**Goal of the exercise**
Pick every line with "this" from the material below.

**Records provided**
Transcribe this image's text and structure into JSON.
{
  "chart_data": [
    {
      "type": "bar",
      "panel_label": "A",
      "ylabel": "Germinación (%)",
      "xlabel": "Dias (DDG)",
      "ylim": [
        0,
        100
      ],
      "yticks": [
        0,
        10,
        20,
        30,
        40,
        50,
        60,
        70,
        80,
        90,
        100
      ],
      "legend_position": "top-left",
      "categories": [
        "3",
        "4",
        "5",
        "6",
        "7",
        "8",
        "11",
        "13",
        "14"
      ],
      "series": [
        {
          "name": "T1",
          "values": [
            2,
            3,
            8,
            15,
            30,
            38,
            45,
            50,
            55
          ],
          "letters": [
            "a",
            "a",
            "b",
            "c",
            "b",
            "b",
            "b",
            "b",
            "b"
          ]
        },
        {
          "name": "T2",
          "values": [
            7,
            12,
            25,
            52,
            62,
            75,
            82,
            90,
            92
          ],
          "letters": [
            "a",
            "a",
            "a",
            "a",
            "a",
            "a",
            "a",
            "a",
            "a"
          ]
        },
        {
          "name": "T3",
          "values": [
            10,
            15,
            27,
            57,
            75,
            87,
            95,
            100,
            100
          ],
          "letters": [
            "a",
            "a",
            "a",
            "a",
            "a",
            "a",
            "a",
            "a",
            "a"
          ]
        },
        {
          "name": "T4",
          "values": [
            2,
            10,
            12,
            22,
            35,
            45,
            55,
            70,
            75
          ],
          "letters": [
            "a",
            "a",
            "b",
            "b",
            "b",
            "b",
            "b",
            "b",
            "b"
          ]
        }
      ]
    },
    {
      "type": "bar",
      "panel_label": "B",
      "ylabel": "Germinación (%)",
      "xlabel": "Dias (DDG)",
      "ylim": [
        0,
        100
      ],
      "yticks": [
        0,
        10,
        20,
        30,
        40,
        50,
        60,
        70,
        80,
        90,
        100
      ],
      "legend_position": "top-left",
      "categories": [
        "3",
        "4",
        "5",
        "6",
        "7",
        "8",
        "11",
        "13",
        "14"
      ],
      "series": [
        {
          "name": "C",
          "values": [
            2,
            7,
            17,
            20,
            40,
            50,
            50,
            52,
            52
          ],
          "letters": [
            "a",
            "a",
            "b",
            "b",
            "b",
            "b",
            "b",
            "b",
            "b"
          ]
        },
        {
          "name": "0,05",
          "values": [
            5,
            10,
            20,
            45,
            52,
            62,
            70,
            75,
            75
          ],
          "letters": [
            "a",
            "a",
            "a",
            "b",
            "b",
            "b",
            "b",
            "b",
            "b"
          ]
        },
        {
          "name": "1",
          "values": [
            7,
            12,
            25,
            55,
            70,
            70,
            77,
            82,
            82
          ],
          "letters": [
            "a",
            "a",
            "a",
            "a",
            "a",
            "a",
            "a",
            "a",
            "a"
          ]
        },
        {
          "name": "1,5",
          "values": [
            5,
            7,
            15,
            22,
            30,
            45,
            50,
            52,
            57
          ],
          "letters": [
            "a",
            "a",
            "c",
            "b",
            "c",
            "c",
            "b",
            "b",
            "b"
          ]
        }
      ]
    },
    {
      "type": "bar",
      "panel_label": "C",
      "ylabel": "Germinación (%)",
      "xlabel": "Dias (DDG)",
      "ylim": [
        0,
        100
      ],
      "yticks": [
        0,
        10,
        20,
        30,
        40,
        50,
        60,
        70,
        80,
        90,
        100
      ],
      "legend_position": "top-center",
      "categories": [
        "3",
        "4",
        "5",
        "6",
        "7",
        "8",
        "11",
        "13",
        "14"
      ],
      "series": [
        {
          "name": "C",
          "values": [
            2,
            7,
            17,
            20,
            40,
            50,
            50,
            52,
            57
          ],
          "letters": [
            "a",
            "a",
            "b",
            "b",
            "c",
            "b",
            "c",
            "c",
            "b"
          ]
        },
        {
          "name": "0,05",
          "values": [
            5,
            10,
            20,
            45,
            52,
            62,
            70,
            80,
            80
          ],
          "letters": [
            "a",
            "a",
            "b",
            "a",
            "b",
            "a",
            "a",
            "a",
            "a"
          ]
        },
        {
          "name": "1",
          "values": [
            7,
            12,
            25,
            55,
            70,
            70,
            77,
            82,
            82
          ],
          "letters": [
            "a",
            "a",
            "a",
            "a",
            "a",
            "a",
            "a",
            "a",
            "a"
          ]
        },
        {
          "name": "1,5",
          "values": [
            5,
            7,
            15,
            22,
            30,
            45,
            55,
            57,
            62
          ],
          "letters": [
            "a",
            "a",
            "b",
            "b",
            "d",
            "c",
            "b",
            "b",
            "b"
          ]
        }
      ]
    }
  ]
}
==
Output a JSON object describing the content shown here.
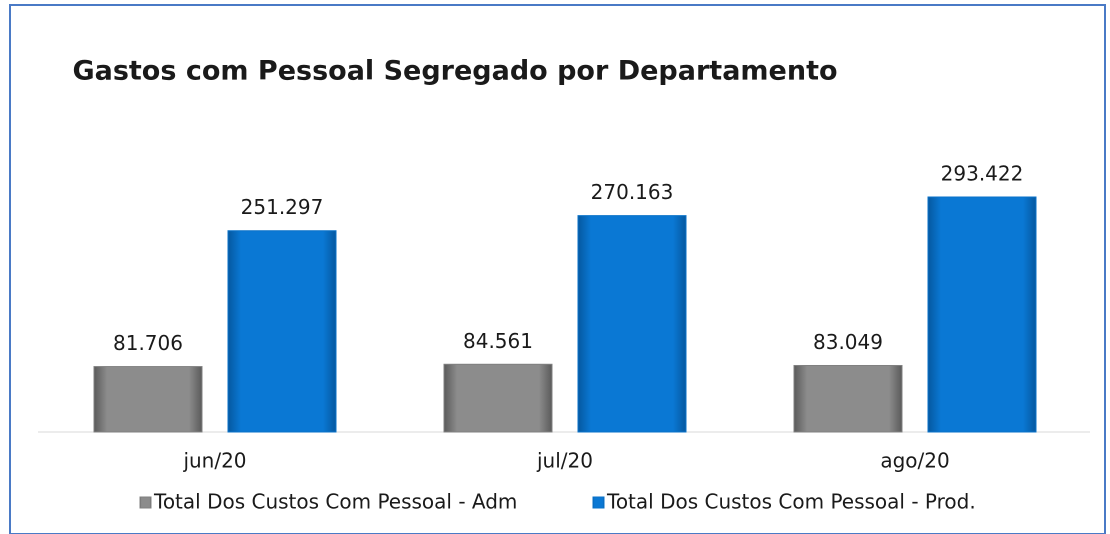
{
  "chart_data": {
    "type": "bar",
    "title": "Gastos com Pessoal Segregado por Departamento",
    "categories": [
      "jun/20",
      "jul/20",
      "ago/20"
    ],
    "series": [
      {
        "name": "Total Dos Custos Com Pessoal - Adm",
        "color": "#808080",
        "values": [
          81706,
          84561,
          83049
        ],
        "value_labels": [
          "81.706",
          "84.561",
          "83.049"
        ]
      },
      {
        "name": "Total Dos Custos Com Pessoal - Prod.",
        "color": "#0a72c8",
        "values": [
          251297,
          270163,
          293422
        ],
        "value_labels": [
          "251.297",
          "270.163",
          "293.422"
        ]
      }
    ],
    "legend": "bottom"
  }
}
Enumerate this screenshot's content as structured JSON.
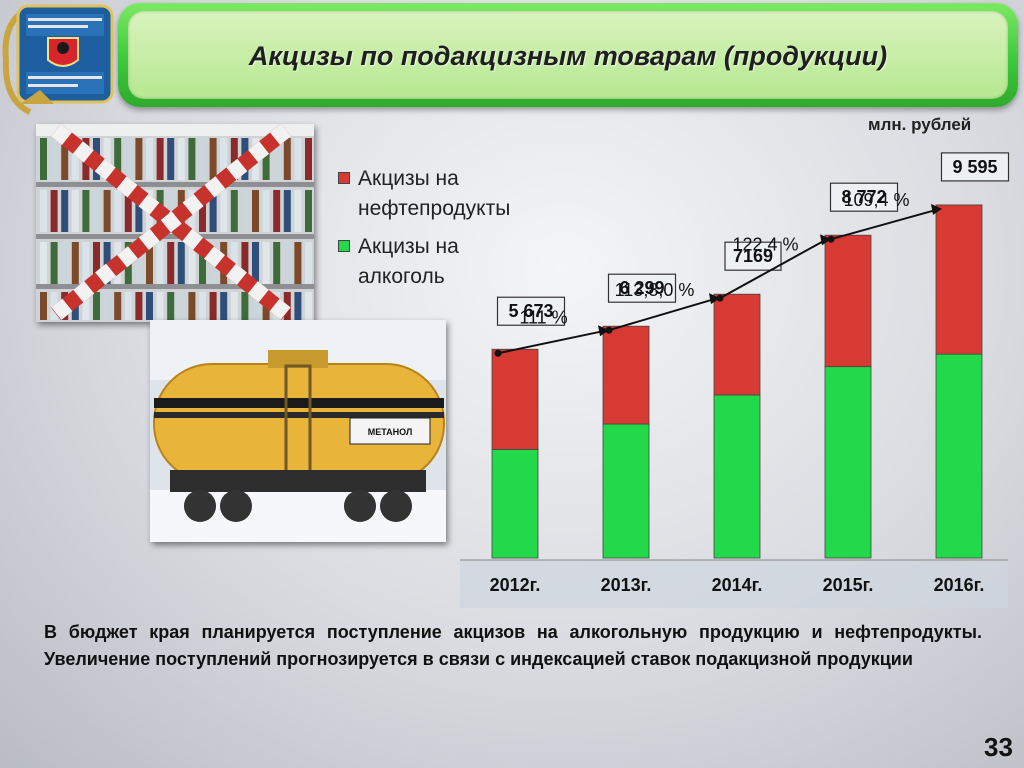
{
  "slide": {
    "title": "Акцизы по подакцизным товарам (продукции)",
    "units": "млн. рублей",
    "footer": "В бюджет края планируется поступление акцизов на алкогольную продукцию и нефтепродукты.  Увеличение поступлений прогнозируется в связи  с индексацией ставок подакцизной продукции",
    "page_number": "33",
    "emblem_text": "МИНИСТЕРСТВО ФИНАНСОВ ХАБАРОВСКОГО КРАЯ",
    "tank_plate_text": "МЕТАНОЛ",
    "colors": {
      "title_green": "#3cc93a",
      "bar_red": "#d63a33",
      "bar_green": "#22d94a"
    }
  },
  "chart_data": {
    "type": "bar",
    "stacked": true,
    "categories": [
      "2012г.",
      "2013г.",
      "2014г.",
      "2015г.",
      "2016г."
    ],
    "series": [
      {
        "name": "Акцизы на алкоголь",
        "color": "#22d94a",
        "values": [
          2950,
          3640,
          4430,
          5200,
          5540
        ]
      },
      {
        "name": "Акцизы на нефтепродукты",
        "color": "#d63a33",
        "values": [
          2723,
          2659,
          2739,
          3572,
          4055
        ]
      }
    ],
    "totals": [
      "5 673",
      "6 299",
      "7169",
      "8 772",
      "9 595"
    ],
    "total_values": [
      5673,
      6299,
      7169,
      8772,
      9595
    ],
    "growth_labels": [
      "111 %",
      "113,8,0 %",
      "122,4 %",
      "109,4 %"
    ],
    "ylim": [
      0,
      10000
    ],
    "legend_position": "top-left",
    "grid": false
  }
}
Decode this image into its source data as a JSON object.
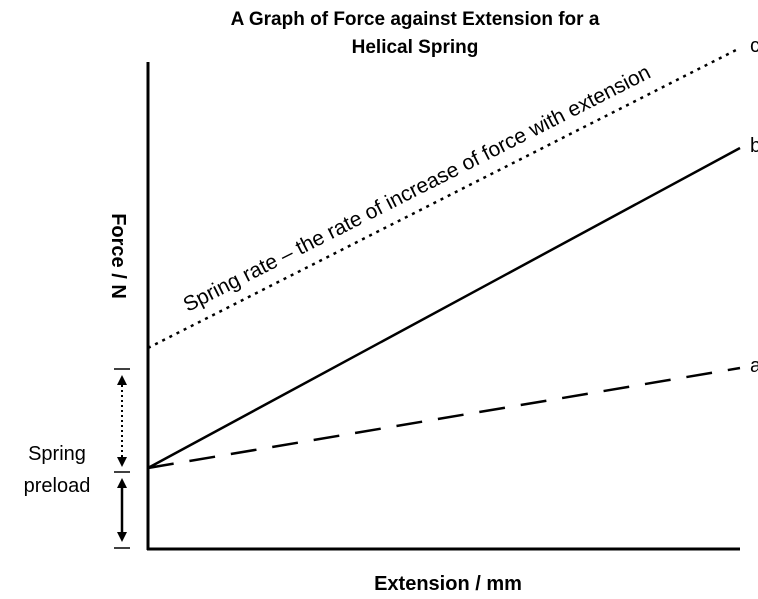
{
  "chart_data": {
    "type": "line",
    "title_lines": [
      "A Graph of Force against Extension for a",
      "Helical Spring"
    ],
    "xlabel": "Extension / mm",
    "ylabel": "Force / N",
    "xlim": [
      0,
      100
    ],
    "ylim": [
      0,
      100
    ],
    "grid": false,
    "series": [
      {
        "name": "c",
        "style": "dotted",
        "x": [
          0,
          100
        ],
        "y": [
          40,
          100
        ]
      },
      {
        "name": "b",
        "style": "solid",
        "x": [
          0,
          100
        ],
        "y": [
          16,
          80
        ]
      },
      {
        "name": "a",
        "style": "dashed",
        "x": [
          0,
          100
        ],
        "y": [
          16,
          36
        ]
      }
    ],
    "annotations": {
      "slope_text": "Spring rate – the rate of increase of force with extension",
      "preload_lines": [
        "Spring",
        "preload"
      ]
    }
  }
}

**The answer**
Transcribe this image's text and structure into JSON.
Enumerate this screenshot's content as structured JSON.
Decode this image into its source data as a JSON object.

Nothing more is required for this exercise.